» **Objective**: Your task is to output all the records below, word for word.

(Stored dataset items)

- - - - -

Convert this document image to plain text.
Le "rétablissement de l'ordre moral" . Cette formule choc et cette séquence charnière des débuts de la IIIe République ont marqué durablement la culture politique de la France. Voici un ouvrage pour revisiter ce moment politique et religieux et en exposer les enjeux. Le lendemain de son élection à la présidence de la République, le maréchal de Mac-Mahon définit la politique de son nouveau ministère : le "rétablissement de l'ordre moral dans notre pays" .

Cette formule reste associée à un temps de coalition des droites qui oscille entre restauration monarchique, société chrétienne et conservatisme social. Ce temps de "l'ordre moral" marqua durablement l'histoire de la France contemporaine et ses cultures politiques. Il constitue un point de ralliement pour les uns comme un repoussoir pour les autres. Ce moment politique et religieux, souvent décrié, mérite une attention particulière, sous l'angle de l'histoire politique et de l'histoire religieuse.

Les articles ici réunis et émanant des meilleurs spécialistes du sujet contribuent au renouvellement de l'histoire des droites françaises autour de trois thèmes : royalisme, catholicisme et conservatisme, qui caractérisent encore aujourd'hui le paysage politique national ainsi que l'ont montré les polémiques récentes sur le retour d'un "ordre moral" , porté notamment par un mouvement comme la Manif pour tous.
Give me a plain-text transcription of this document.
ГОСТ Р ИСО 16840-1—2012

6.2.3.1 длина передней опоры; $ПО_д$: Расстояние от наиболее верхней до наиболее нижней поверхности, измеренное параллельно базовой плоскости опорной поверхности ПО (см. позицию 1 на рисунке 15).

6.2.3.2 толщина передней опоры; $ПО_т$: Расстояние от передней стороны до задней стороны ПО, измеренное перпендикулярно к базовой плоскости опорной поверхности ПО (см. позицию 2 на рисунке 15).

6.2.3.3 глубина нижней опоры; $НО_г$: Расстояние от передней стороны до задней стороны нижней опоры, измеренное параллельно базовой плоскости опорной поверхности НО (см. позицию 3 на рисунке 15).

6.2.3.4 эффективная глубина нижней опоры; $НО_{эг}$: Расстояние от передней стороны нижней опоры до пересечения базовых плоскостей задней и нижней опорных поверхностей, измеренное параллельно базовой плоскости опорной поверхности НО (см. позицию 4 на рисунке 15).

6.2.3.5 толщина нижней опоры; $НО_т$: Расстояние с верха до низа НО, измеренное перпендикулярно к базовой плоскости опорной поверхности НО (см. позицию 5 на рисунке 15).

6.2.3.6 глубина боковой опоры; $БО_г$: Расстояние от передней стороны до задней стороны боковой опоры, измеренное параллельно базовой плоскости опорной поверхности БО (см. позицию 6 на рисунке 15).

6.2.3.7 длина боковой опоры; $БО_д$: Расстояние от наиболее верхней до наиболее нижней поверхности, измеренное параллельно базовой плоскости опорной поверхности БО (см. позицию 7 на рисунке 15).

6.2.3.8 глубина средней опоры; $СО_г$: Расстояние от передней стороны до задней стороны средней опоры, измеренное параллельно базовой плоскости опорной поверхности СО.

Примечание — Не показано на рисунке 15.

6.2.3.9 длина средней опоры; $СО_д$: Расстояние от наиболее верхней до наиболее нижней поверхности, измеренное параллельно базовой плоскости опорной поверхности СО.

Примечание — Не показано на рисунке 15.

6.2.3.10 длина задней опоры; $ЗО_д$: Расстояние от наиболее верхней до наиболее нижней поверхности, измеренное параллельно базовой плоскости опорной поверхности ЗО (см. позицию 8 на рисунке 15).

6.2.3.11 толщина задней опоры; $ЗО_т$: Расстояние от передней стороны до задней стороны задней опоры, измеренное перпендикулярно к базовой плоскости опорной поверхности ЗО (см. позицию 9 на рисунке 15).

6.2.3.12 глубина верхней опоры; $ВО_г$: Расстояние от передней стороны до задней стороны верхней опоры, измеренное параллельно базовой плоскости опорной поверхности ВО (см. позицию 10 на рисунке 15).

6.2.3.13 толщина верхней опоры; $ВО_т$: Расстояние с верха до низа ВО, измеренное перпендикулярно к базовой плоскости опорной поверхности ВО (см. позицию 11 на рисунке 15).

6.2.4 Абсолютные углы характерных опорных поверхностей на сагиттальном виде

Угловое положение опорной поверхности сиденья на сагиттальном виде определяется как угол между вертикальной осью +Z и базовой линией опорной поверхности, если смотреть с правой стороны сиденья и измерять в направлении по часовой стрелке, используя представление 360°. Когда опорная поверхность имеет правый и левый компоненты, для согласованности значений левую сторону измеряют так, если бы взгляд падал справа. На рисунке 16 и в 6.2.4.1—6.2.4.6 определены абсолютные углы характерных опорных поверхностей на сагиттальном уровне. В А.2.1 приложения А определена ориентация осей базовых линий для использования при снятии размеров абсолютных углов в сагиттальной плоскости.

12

- - - - -

» **Task response**:
Convert this document image to plain text.
Le "rétablissement de l'ordre moral" . Cette formule choc et cette séquence charnière des débuts de la IIIe République ont marqué durablement la culture politique de la France. Voici un ouvrage pour revisiter ce moment politique et religieux et en exposer les enjeux. Le lendemain de son élection à la présidence de la République, le maréchal de Mac-Mahon définit la politique de son nouveau ministère : le "rétablissement de l'ordre moral dans notre pays" .

Cette formule reste associée à un temps de coalition des droites qui oscille entre restauration monarchique, société chrétienne et conservatisme social. Ce temps de "l'ordre moral" marqua durablement l'histoire de la France contemporaine et ses cultures politiques. Il constitue un point de ralliement pour les uns comme un repoussoir pour les autres. Ce moment politique et religieux, souvent décrié, mérite une attention particulière, sous l'angle de l'histoire politique et de l'histoire religieuse.

Les articles ici réunis et émanant des meilleurs spécialistes du sujet contribuent au renouvellement de l'histoire des droites françaises autour de trois thèmes : royalisme, catholicisme et conservatisme, qui caractérisent encore aujourd'hui le paysage politique national ainsi que l'ont montré les polémiques récentes sur le retour d'un "ordre moral" , porté notamment par un mouvement comme la Manif pour tous.
Give me a plain-text transcription of this document.
ГОСТ Р ИСО 16840-1—2012

6.2.3.1 длина передней опоры; $ПО_д$: Расстояние от наиболее верхней до наиболее нижней поверхности, измеренное параллельно базовой плоскости опорной поверхности ПО (см. позицию 1 на рисунке 15).

6.2.3.2 толщина передней опоры; $ПО_т$: Расстояние от передней стороны до задней стороны ПО, измеренное перпендикулярно к базовой плоскости опорной поверхности ПО (см. позицию 2 на рисунке 15).

6.2.3.3 глубина нижней опоры; $НО_г$: Расстояние от передней стороны до задней стороны нижней опоры, измеренное параллельно базовой плоскости опорной поверхности НО (см. позицию 3 на рисунке 15).

6.2.3.4 эффективная глубина нижней опоры; $НО_{эг}$: Расстояние от передней стороны нижней опоры до пересечения базовых плоскостей задней и нижней опорных поверхностей, измеренное параллельно базовой плоскости опорной поверхности НО (см. позицию 4 на рисунке 15).

6.2.3.5 толщина нижней опоры; $НО_т$: Расстояние с верха до низа НО, измеренное перпендикулярно к базовой плоскости опорной поверхности НО (см. позицию 5 на рисунке 15).

6.2.3.6 глубина боковой опоры; $БО_г$: Расстояние от передней стороны до задней стороны боковой опоры, измеренное параллельно базовой плоскости опорной поверхности БО (см. позицию 6 на рисунке 15).

6.2.3.7 длина боковой опоры; $БО_д$: Расстояние от наиболее верхней до наиболее нижней поверхности, измеренное параллельно базовой плоскости опорной поверхности БО (см. позицию 7 на рисунке 15).

6.2.3.8 глубина средней опоры; $СО_г$: Расстояние от передней стороны до задней стороны средней опоры, измеренное параллельно базовой плоскости опорной поверхности СО.

Примечание — Не показано на рисунке 15.

6.2.3.9 длина средней опоры; $СО_д$: Расстояние от наиболее верхней до наиболее нижней поверхности, измеренное параллельно базовой плоскости опорной поверхности СО.

Примечание — Не показано на рисунке 15.

6.2.3.10 длина задней опоры; $ЗО_д$: Расстояние от наиболее верхней до наиболее нижней поверхности, измеренное параллельно базовой плоскости опорной поверхности ЗО (см. позицию 8 на рисунке 15).

6.2.3.11 толщина задней опоры; $ЗО_т$: Расстояние от передней стороны до задней стороны задней опоры, измеренное перпендикулярно к базовой плоскости опорной поверхности ЗО (см. позицию 9 на рисунке 15).

6.2.3.12 глубина верхней опоры; $ВО_г$: Расстояние от передней стороны до задней стороны верхней опоры, измеренное параллельно базовой плоскости опорной поверхности ВО (см. позицию 10 на рисунке 15).

6.2.3.13 толщина верхней опоры; $ВО_т$: Расстояние с верха до низа ВО, измеренное перпендикулярно к базовой плоскости опорной поверхности ВО (см. позицию 11 на рисунке 15).

6.2.4 Абсолютные углы характерных опорных поверхностей на сагиттальном виде

Угловое положение опорной поверхности сиденья на сагиттальном виде определяется как угол между вертикальной осью +Z и базовой линией опорной поверхности, если смотреть с правой стороны сиденья и измерять в направлении по часовой стрелке, используя представление 360°. Когда опорная поверхность имеет правый и левый компоненты, для согласованности значений левую сторону измеряют так, если бы взгляд падал справа. На рисунке 16 и в 6.2.4.1—6.2.4.6 определены абсолютные углы характерных опорных поверхностей на сагиттальном уровне. В А.2.1 приложения А определена ориентация осей базовых линий для использования при снятии размеров абсолютных углов в сагиттальной плоскости.

12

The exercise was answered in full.